Element placement data

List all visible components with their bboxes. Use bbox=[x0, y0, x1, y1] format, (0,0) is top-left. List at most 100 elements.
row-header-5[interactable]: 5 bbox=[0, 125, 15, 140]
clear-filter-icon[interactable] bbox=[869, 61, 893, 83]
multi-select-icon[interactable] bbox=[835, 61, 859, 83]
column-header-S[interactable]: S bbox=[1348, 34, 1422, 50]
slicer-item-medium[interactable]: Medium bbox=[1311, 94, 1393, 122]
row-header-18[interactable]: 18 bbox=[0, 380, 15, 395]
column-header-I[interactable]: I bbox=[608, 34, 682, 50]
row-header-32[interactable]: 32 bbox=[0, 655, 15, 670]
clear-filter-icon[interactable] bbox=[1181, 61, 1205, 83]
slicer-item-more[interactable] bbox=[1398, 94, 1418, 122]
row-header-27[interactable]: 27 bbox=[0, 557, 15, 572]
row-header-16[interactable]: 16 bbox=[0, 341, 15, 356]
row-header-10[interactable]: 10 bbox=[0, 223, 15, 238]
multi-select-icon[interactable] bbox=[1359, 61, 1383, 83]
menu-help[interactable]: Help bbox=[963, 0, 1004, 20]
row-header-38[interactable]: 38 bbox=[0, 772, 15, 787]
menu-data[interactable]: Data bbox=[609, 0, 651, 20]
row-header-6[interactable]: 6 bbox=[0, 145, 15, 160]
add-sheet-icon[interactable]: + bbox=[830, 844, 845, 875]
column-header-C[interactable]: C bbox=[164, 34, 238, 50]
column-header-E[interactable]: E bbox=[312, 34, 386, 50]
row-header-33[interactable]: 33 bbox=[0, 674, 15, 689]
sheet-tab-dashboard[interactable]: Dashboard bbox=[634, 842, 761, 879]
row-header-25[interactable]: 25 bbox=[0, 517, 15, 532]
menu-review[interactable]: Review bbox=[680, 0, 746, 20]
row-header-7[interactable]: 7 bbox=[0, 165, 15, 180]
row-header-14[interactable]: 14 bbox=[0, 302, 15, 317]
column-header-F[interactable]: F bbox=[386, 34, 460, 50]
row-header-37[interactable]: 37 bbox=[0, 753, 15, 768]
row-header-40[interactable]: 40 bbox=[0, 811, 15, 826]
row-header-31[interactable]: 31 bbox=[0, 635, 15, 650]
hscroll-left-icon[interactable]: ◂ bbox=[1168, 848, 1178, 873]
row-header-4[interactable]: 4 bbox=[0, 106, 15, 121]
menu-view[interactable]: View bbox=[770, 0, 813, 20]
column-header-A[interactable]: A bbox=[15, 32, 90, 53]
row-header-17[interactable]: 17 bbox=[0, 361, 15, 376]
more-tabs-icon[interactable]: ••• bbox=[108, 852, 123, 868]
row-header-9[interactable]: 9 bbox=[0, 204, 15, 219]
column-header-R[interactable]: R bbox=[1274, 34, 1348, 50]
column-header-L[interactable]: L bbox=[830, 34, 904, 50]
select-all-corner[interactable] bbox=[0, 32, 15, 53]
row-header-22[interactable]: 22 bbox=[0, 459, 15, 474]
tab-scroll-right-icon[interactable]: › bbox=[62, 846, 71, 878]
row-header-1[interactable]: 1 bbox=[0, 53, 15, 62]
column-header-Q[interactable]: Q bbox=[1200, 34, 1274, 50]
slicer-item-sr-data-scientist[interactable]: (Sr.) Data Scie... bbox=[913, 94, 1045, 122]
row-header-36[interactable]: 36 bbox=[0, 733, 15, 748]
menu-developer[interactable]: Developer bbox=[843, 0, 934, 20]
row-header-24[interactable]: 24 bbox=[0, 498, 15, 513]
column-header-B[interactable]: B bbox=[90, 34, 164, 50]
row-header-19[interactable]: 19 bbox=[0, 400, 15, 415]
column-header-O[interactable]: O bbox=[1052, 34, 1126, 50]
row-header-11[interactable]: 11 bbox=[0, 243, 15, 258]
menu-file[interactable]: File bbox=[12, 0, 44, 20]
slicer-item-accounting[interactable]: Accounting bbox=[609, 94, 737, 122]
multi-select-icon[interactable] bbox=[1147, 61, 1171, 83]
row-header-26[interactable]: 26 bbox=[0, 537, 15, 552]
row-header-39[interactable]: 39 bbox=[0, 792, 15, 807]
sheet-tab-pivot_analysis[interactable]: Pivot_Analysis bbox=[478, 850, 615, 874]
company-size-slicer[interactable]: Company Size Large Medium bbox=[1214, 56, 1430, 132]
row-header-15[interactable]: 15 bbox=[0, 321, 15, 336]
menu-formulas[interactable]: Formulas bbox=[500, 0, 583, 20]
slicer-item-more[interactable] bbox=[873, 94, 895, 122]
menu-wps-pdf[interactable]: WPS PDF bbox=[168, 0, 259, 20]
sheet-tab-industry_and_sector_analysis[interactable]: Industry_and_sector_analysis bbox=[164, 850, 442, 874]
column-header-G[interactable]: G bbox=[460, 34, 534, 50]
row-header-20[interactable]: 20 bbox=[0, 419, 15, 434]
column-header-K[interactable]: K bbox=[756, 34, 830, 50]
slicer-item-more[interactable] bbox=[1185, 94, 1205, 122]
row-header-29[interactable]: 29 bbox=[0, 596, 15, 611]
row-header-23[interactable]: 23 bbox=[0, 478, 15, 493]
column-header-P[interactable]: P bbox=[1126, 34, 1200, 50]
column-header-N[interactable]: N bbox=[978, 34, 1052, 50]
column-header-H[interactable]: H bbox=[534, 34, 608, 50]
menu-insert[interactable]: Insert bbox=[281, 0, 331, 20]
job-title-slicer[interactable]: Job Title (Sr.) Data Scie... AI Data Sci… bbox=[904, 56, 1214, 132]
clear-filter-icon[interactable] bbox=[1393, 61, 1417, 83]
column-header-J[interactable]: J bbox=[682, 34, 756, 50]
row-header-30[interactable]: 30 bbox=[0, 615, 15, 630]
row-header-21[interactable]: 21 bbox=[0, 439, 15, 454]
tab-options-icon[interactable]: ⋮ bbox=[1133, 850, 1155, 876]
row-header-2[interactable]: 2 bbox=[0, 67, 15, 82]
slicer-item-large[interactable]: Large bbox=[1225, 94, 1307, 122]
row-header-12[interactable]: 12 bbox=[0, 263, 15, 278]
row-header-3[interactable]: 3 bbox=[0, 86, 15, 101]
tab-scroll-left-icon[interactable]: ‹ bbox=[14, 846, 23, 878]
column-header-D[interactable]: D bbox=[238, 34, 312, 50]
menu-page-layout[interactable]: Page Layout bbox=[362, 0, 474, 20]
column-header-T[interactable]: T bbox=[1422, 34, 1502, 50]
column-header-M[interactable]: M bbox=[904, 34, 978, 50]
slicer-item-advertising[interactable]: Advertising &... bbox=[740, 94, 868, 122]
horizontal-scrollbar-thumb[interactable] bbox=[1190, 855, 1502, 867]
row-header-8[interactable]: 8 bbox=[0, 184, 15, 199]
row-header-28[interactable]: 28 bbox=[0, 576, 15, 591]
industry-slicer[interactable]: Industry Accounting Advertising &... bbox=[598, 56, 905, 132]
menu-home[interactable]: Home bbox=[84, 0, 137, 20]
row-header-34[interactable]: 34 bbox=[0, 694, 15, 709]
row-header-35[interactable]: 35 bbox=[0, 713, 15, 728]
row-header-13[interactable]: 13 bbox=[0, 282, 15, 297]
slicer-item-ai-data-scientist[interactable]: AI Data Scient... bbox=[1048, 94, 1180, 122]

Requirements: Rewrite the items from the beginning through the line containing "column-header-E[interactable]: E bbox=[312, 34, 386, 50]", inclusive, changing every "clear-filter-icon" to "reset-filter-icon" and leaving everything else as it is.

Output below:
List all visible components with their bboxes. Use bbox=[x0, y0, x1, y1] format, (0,0) is top-left. List at most 100 elements.
row-header-5[interactable]: 5 bbox=[0, 125, 15, 140]
reset-filter-icon[interactable] bbox=[869, 61, 893, 83]
multi-select-icon[interactable] bbox=[835, 61, 859, 83]
column-header-S[interactable]: S bbox=[1348, 34, 1422, 50]
slicer-item-medium[interactable]: Medium bbox=[1311, 94, 1393, 122]
row-header-18[interactable]: 18 bbox=[0, 380, 15, 395]
column-header-I[interactable]: I bbox=[608, 34, 682, 50]
row-header-32[interactable]: 32 bbox=[0, 655, 15, 670]
reset-filter-icon[interactable] bbox=[1181, 61, 1205, 83]
slicer-item-more[interactable] bbox=[1398, 94, 1418, 122]
row-header-27[interactable]: 27 bbox=[0, 557, 15, 572]
row-header-16[interactable]: 16 bbox=[0, 341, 15, 356]
row-header-10[interactable]: 10 bbox=[0, 223, 15, 238]
multi-select-icon[interactable] bbox=[1359, 61, 1383, 83]
menu-help[interactable]: Help bbox=[963, 0, 1004, 20]
row-header-38[interactable]: 38 bbox=[0, 772, 15, 787]
menu-data[interactable]: Data bbox=[609, 0, 651, 20]
row-header-6[interactable]: 6 bbox=[0, 145, 15, 160]
add-sheet-icon[interactable]: + bbox=[830, 844, 845, 875]
column-header-C[interactable]: C bbox=[164, 34, 238, 50]
column-header-E[interactable]: E bbox=[312, 34, 386, 50]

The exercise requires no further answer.